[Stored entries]
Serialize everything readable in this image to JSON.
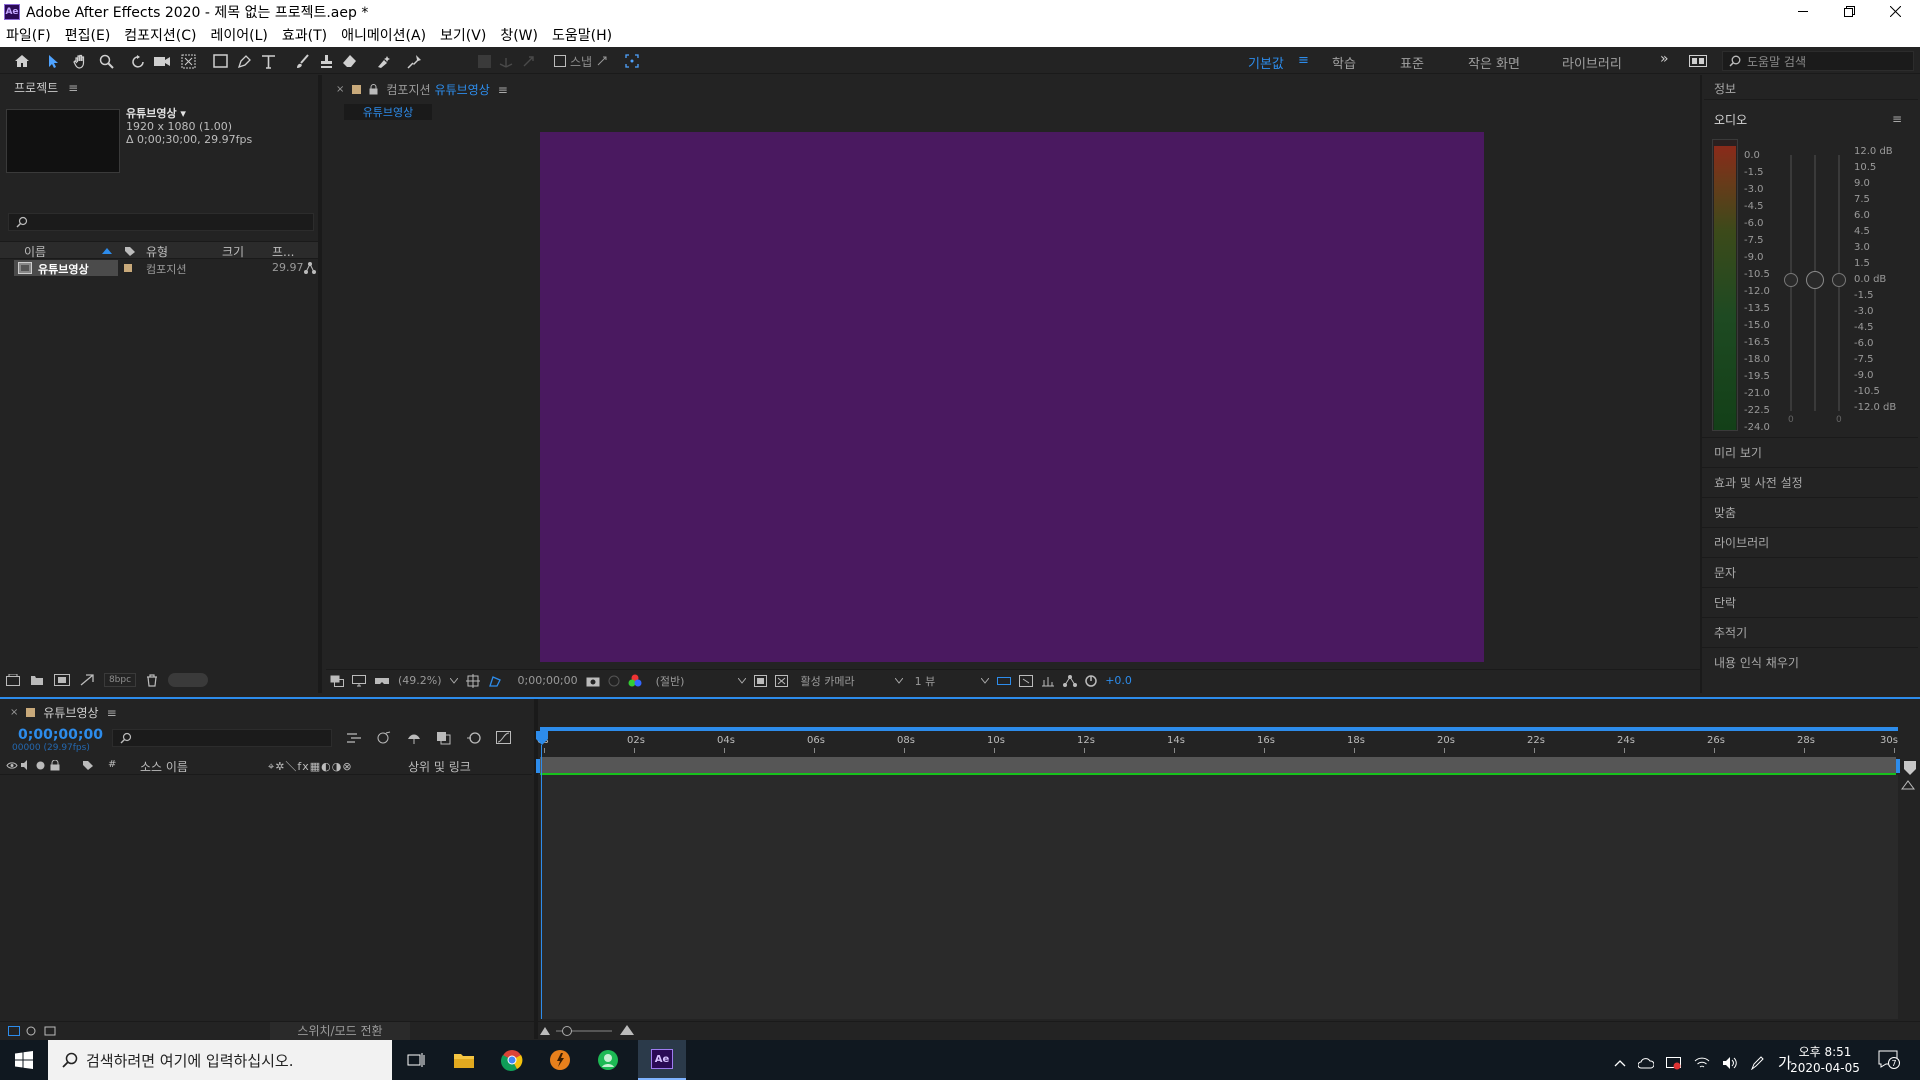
{
  "window": {
    "title": "Adobe After Effects 2020 - 제목 없는 프로젝트.aep *",
    "logo": "Ae"
  },
  "menu": [
    "파일(F)",
    "편집(E)",
    "컴포지션(C)",
    "레이어(L)",
    "효과(T)",
    "애니메이션(A)",
    "보기(V)",
    "창(W)",
    "도움말(H)"
  ],
  "toolbar": {
    "snap_label": "스냅",
    "workspaces": [
      "기본값",
      "학습",
      "표준",
      "작은 화면",
      "라이브러리"
    ],
    "active_workspace": "기본값",
    "search_placeholder": "도움말 검색"
  },
  "project": {
    "tab": "프로젝트",
    "item_name": "유튜브영상 ▾",
    "item_res": "1920 x 1080 (1.00)",
    "item_dur": "Δ 0;00;30;00, 29.97fps",
    "columns": [
      "이름",
      "유형",
      "크기",
      "프..."
    ],
    "rows": [
      {
        "name": "유튜브영상",
        "type": "컴포지션",
        "size": "",
        "fps": "29.97"
      }
    ],
    "bpc": "8bpc"
  },
  "composition": {
    "tab_prefix": "컴포지션",
    "tab_name": "유튜브영상",
    "subtab": "유튜브영상",
    "bg_color": "#4a1960",
    "zoom": "(49.2%)",
    "timecode": "0;00;00;00",
    "resolution": "(절반)",
    "camera": "활성 카메라",
    "views": "1 뷰",
    "exposure": "+0.0"
  },
  "right_panel": {
    "info": "정보",
    "audio": "오디오",
    "db_left": [
      "0.0",
      "-1.5",
      "-3.0",
      "-4.5",
      "-6.0",
      "-7.5",
      "-9.0",
      "-10.5",
      "-12.0",
      "-13.5",
      "-15.0",
      "-16.5",
      "-18.0",
      "-19.5",
      "-21.0",
      "-22.5",
      "-24.0"
    ],
    "db_right": [
      "12.0 dB",
      "10.5",
      "9.0",
      "7.5",
      "6.0",
      "4.5",
      "3.0",
      "1.5",
      "0.0 dB",
      "-1.5",
      "-3.0",
      "-4.5",
      "-6.0",
      "-7.5",
      "-9.0",
      "-10.5",
      "-12.0 dB"
    ],
    "slider_zero_left": "0",
    "slider_zero_right": "0",
    "sections": [
      "미리 보기",
      "효과 및 사전 설정",
      "맞춤",
      "라이브러리",
      "문자",
      "단락",
      "추적기",
      "내용 인식 채우기"
    ]
  },
  "timeline": {
    "tab": "유튜브영상",
    "timecode": "0;00;00;00",
    "frame_info": "00000 (29.97fps)",
    "col_num": "#",
    "col_source": "소스 이름",
    "col_parent": "상위 및 링크",
    "ticks": [
      "0s",
      "02s",
      "04s",
      "06s",
      "08s",
      "10s",
      "12s",
      "14s",
      "16s",
      "18s",
      "20s",
      "22s",
      "24s",
      "26s",
      "28s",
      "30s"
    ],
    "toggle_label": "스위치/모드 전환"
  },
  "taskbar": {
    "search_placeholder": "검색하려면 여기에 입력하십시오.",
    "time": "오후 8:51",
    "date": "2020-04-05",
    "ime": "가",
    "notif_count": "7",
    "ae": "Ae"
  }
}
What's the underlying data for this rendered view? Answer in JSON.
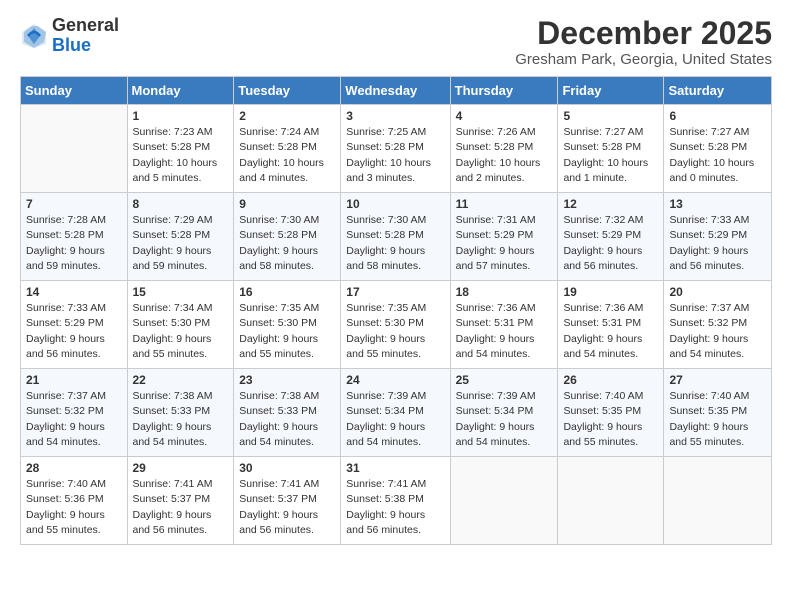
{
  "header": {
    "logo_line1": "General",
    "logo_line2": "Blue",
    "month_title": "December 2025",
    "location": "Gresham Park, Georgia, United States"
  },
  "weekdays": [
    "Sunday",
    "Monday",
    "Tuesday",
    "Wednesday",
    "Thursday",
    "Friday",
    "Saturday"
  ],
  "weeks": [
    [
      {
        "day": "",
        "info": ""
      },
      {
        "day": "1",
        "info": "Sunrise: 7:23 AM\nSunset: 5:28 PM\nDaylight: 10 hours\nand 5 minutes."
      },
      {
        "day": "2",
        "info": "Sunrise: 7:24 AM\nSunset: 5:28 PM\nDaylight: 10 hours\nand 4 minutes."
      },
      {
        "day": "3",
        "info": "Sunrise: 7:25 AM\nSunset: 5:28 PM\nDaylight: 10 hours\nand 3 minutes."
      },
      {
        "day": "4",
        "info": "Sunrise: 7:26 AM\nSunset: 5:28 PM\nDaylight: 10 hours\nand 2 minutes."
      },
      {
        "day": "5",
        "info": "Sunrise: 7:27 AM\nSunset: 5:28 PM\nDaylight: 10 hours\nand 1 minute."
      },
      {
        "day": "6",
        "info": "Sunrise: 7:27 AM\nSunset: 5:28 PM\nDaylight: 10 hours\nand 0 minutes."
      }
    ],
    [
      {
        "day": "7",
        "info": "Sunrise: 7:28 AM\nSunset: 5:28 PM\nDaylight: 9 hours\nand 59 minutes."
      },
      {
        "day": "8",
        "info": "Sunrise: 7:29 AM\nSunset: 5:28 PM\nDaylight: 9 hours\nand 59 minutes."
      },
      {
        "day": "9",
        "info": "Sunrise: 7:30 AM\nSunset: 5:28 PM\nDaylight: 9 hours\nand 58 minutes."
      },
      {
        "day": "10",
        "info": "Sunrise: 7:30 AM\nSunset: 5:28 PM\nDaylight: 9 hours\nand 58 minutes."
      },
      {
        "day": "11",
        "info": "Sunrise: 7:31 AM\nSunset: 5:29 PM\nDaylight: 9 hours\nand 57 minutes."
      },
      {
        "day": "12",
        "info": "Sunrise: 7:32 AM\nSunset: 5:29 PM\nDaylight: 9 hours\nand 56 minutes."
      },
      {
        "day": "13",
        "info": "Sunrise: 7:33 AM\nSunset: 5:29 PM\nDaylight: 9 hours\nand 56 minutes."
      }
    ],
    [
      {
        "day": "14",
        "info": "Sunrise: 7:33 AM\nSunset: 5:29 PM\nDaylight: 9 hours\nand 56 minutes."
      },
      {
        "day": "15",
        "info": "Sunrise: 7:34 AM\nSunset: 5:30 PM\nDaylight: 9 hours\nand 55 minutes."
      },
      {
        "day": "16",
        "info": "Sunrise: 7:35 AM\nSunset: 5:30 PM\nDaylight: 9 hours\nand 55 minutes."
      },
      {
        "day": "17",
        "info": "Sunrise: 7:35 AM\nSunset: 5:30 PM\nDaylight: 9 hours\nand 55 minutes."
      },
      {
        "day": "18",
        "info": "Sunrise: 7:36 AM\nSunset: 5:31 PM\nDaylight: 9 hours\nand 54 minutes."
      },
      {
        "day": "19",
        "info": "Sunrise: 7:36 AM\nSunset: 5:31 PM\nDaylight: 9 hours\nand 54 minutes."
      },
      {
        "day": "20",
        "info": "Sunrise: 7:37 AM\nSunset: 5:32 PM\nDaylight: 9 hours\nand 54 minutes."
      }
    ],
    [
      {
        "day": "21",
        "info": "Sunrise: 7:37 AM\nSunset: 5:32 PM\nDaylight: 9 hours\nand 54 minutes."
      },
      {
        "day": "22",
        "info": "Sunrise: 7:38 AM\nSunset: 5:33 PM\nDaylight: 9 hours\nand 54 minutes."
      },
      {
        "day": "23",
        "info": "Sunrise: 7:38 AM\nSunset: 5:33 PM\nDaylight: 9 hours\nand 54 minutes."
      },
      {
        "day": "24",
        "info": "Sunrise: 7:39 AM\nSunset: 5:34 PM\nDaylight: 9 hours\nand 54 minutes."
      },
      {
        "day": "25",
        "info": "Sunrise: 7:39 AM\nSunset: 5:34 PM\nDaylight: 9 hours\nand 54 minutes."
      },
      {
        "day": "26",
        "info": "Sunrise: 7:40 AM\nSunset: 5:35 PM\nDaylight: 9 hours\nand 55 minutes."
      },
      {
        "day": "27",
        "info": "Sunrise: 7:40 AM\nSunset: 5:35 PM\nDaylight: 9 hours\nand 55 minutes."
      }
    ],
    [
      {
        "day": "28",
        "info": "Sunrise: 7:40 AM\nSunset: 5:36 PM\nDaylight: 9 hours\nand 55 minutes."
      },
      {
        "day": "29",
        "info": "Sunrise: 7:41 AM\nSunset: 5:37 PM\nDaylight: 9 hours\nand 56 minutes."
      },
      {
        "day": "30",
        "info": "Sunrise: 7:41 AM\nSunset: 5:37 PM\nDaylight: 9 hours\nand 56 minutes."
      },
      {
        "day": "31",
        "info": "Sunrise: 7:41 AM\nSunset: 5:38 PM\nDaylight: 9 hours\nand 56 minutes."
      },
      {
        "day": "",
        "info": ""
      },
      {
        "day": "",
        "info": ""
      },
      {
        "day": "",
        "info": ""
      }
    ]
  ]
}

- **WHAT THE TASK REQUIRES**: Copy out each line of the entries that holds "JSON".

- **RESPONSE TO THIS TASK**:
Serialize everything readable in this image to JSON.
What's the underlying data for this rendered view? Answer in JSON.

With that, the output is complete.